(YOUR TASK):
Pictures aside, quote the whole listing exactly.

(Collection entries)
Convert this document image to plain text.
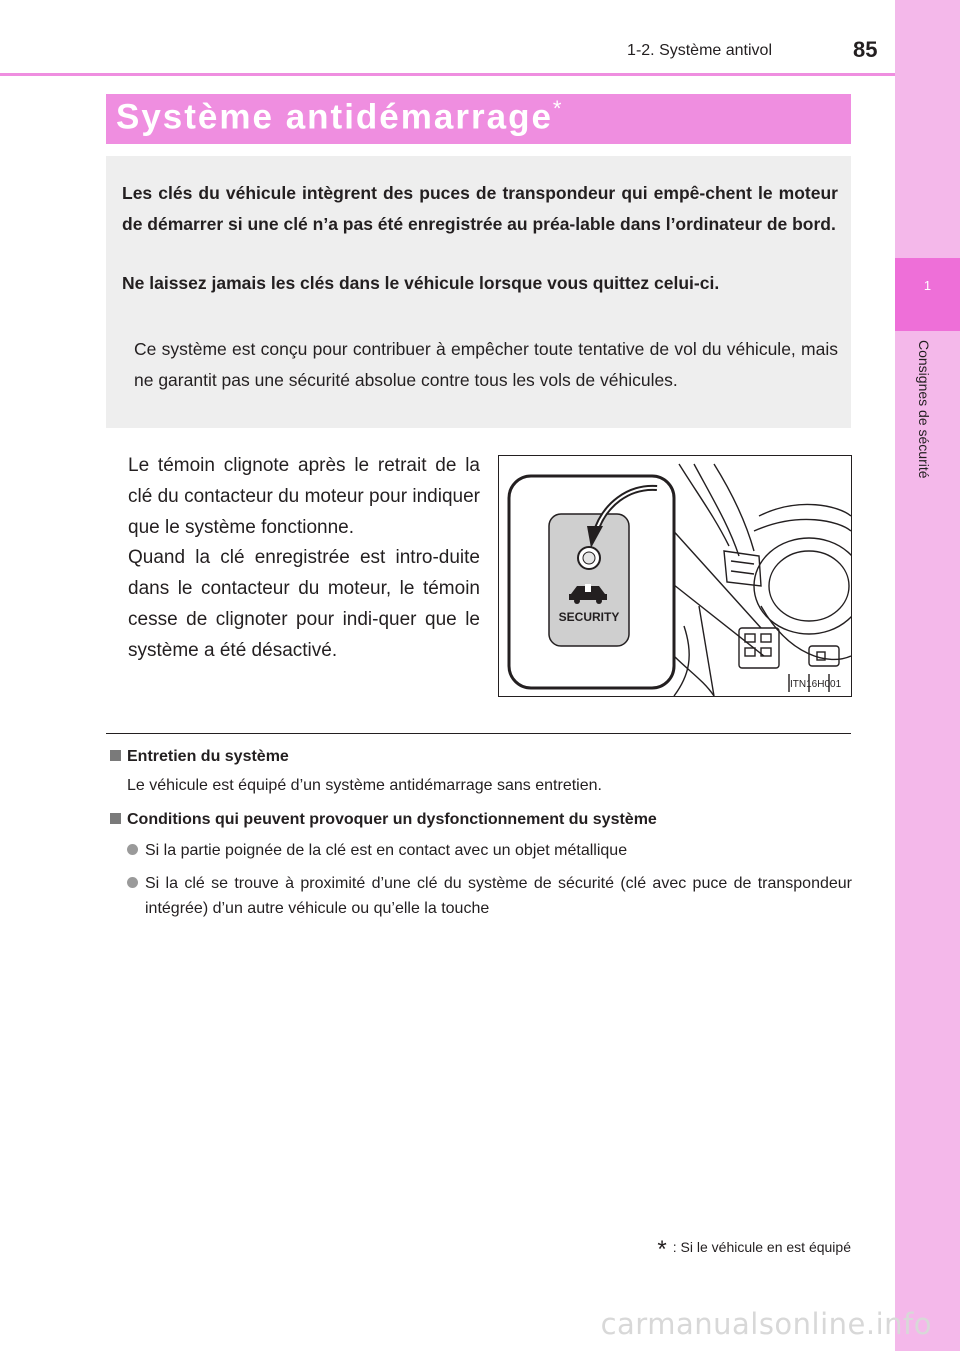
1-2. Système antivol	85
1
Consignes de sécurité
Système antidémarrage*

Les clés du véhicule intègrent des puces de transpondeur qui empê-chent le moteur de démarrer si une clé n’a pas été enregistrée au préa-lable dans l’ordinateur de bord.

Ne laissez jamais les clés dans le véhicule lorsque vous quittez celui-ci.

Ce système est conçu pour contribuer à empêcher toute tentative de vol du véhicule, mais ne garantit pas une sécurité absolue contre tous les vols de véhicules.

Le témoin clignote après le retrait de la clé du contacteur du moteur pour indiquer que le système fonctionne.

Quand la clé enregistrée est intro-duite dans le contacteur du moteur, le témoin cesse de clignoter pour indi-quer que le système a été désactivé.

SECURITY
ITN16H001
Entretien du système

Le véhicule est équipé d’un système antidémarrage sans entretien.

Conditions qui peuvent provoquer un dysfonctionnement du système
Si la partie poignée de la clé est en contact avec un objet métallique
Si la clé se trouve à proximité d’une clé du système de sécurité (clé avec puce de transpondeur intégrée) d’un autre véhicule ou qu’elle la touche
* : Si le véhicule en est équipé
carmanualsonline.info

(EXPECTED ANSWER):
Convert this document image to plain text.
1-2. Système antivol	85
1
Consignes de sécurité
Système antidémarrage*

Les clés du véhicule intègrent des puces de transpondeur qui empê-chent le moteur de démarrer si une clé n’a pas été enregistrée au préa-lable dans l’ordinateur de bord.

Ne laissez jamais les clés dans le véhicule lorsque vous quittez celui-ci.

Ce système est conçu pour contribuer à empêcher toute tentative de vol du véhicule, mais ne garantit pas une sécurité absolue contre tous les vols de véhicules.

Le témoin clignote après le retrait de la clé du contacteur du moteur pour indiquer que le système fonctionne.

Quand la clé enregistrée est intro-duite dans le contacteur du moteur, le témoin cesse de clignoter pour indi-quer que le système a été désactivé.

SECURITY
ITN16H001
Entretien du système

Le véhicule est équipé d’un système antidémarrage sans entretien.

Conditions qui peuvent provoquer un dysfonctionnement du système
Si la partie poignée de la clé est en contact avec un objet métallique
Si la clé se trouve à proximité d’une clé du système de sécurité (clé avec puce de transpondeur intégrée) d’un autre véhicule ou qu’elle la touche
* : Si le véhicule en est équipé
carmanualsonline.info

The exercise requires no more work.